### Short task
Rewrite the records as a numbered list, starting at the first line and ending with the line that contains "close-button[interactable]: Close <box>1366". Include both of those lines and leave out any blank lines.

### Recorded data
-------------------------
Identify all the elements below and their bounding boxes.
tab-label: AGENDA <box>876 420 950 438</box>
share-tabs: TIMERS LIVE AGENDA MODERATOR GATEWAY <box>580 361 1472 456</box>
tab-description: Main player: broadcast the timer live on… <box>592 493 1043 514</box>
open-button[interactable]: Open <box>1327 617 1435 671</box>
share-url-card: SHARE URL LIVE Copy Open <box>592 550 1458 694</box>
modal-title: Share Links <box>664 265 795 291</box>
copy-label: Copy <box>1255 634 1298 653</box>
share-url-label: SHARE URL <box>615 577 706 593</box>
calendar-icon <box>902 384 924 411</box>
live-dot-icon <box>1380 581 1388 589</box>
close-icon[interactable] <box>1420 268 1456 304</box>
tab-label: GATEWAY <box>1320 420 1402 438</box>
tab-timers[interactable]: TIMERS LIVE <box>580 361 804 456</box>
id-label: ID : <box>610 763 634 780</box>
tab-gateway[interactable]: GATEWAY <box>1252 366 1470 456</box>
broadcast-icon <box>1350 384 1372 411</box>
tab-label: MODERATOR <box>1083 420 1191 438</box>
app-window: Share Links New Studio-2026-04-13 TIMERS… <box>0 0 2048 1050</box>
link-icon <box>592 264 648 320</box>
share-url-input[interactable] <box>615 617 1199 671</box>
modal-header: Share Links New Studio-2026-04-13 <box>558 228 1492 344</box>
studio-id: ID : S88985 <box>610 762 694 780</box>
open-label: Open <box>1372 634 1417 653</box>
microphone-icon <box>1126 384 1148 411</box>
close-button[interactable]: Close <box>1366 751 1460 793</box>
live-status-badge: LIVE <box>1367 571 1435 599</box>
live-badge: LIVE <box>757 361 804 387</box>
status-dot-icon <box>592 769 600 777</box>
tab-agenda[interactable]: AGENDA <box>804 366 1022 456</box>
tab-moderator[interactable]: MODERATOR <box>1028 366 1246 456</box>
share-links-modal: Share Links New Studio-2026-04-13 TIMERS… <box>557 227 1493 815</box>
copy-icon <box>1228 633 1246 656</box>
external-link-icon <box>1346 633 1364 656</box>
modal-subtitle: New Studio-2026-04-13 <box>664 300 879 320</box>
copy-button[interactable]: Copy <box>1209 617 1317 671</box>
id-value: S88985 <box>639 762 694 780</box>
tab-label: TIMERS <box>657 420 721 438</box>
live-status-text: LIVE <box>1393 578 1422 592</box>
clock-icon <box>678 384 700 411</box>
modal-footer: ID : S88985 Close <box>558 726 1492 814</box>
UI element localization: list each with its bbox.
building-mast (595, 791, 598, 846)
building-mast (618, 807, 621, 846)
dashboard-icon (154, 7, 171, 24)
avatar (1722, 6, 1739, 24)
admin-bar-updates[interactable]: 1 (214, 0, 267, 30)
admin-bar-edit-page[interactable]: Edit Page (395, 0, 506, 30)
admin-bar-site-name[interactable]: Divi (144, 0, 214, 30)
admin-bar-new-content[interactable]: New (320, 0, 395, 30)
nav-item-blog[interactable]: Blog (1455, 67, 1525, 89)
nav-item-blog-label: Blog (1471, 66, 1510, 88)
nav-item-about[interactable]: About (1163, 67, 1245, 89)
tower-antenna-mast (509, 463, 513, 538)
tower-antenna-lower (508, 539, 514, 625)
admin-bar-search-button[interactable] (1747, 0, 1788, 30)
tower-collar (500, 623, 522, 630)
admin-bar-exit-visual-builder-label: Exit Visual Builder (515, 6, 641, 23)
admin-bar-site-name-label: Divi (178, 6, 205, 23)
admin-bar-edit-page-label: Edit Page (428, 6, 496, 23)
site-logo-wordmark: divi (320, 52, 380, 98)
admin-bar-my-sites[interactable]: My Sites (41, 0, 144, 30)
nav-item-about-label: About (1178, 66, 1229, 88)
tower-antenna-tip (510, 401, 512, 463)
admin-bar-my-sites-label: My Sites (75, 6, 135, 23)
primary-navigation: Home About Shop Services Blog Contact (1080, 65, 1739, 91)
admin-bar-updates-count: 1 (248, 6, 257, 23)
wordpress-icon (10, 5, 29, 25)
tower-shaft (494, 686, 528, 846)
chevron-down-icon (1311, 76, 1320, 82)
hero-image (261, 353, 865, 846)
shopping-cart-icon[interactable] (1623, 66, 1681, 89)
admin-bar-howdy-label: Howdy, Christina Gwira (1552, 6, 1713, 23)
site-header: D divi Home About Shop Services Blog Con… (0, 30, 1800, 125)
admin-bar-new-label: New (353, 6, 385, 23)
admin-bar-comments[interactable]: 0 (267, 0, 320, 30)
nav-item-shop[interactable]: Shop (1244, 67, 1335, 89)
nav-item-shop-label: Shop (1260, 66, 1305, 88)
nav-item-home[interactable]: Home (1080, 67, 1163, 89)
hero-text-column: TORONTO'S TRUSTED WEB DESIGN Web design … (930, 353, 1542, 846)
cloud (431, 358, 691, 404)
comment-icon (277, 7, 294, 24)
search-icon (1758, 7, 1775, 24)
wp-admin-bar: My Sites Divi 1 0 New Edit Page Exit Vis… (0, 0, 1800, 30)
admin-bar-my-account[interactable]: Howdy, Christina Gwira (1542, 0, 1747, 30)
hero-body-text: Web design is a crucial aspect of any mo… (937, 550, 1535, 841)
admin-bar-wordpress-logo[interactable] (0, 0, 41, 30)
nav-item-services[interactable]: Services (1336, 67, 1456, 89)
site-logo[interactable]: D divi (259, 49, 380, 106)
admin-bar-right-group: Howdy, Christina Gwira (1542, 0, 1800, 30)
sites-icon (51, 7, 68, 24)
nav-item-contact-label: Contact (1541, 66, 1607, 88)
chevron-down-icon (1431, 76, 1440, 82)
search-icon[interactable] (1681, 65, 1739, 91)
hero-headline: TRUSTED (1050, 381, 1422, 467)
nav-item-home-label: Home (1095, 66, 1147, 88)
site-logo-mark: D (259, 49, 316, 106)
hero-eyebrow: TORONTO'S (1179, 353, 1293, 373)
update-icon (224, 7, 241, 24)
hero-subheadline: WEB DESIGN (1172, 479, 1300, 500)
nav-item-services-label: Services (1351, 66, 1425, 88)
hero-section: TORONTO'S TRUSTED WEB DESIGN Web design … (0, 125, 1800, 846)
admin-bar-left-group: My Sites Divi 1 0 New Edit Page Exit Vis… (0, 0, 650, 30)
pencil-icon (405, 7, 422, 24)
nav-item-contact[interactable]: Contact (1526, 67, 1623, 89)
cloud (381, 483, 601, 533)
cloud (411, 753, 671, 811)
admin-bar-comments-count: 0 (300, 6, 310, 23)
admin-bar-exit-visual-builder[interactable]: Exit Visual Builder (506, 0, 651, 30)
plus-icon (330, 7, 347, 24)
-------------------------
### Result for this task
1. Identify all the elements below and their bounding boxes.
2. tab-label: AGENDA <box>876 420 950 438</box>
3. share-tabs: TIMERS LIVE AGENDA MODERATOR GATEWAY <box>580 361 1472 456</box>
4. tab-description: Main player: broadcast the timer live on… <box>592 493 1043 514</box>
5. open-button[interactable]: Open <box>1327 617 1435 671</box>
6. share-url-card: SHARE URL LIVE Copy Open <box>592 550 1458 694</box>
7. modal-title: Share Links <box>664 265 795 291</box>
8. copy-label: Copy <box>1255 634 1298 653</box>
9. share-url-label: SHARE URL <box>615 577 706 593</box>
10. calendar-icon <box>902 384 924 411</box>
11. live-dot-icon <box>1380 581 1388 589</box>
12. close-icon[interactable] <box>1420 268 1456 304</box>
13. tab-label: GATEWAY <box>1320 420 1402 438</box>
14. tab-timers[interactable]: TIMERS LIVE <box>580 361 804 456</box>
15. id-label: ID : <box>610 763 634 780</box>
16. tab-gateway[interactable]: GATEWAY <box>1252 366 1470 456</box>
17. broadcast-icon <box>1350 384 1372 411</box>
18. tab-label: MODERATOR <box>1083 420 1191 438</box>
19. app-window: Share Links New Studio-2026-04-13 TIMERS… <box>0 0 2048 1050</box>
20. link-icon <box>592 264 648 320</box>
21. share-url-input[interactable] <box>615 617 1199 671</box>
22. modal-header: Share Links New Studio-2026-04-13 <box>558 228 1492 344</box>
23. studio-id: ID : S88985 <box>610 762 694 780</box>
24. open-label: Open <box>1372 634 1417 653</box>
25. microphone-icon <box>1126 384 1148 411</box>
26. close-button[interactable]: Close <box>1366 751 1460 793</box>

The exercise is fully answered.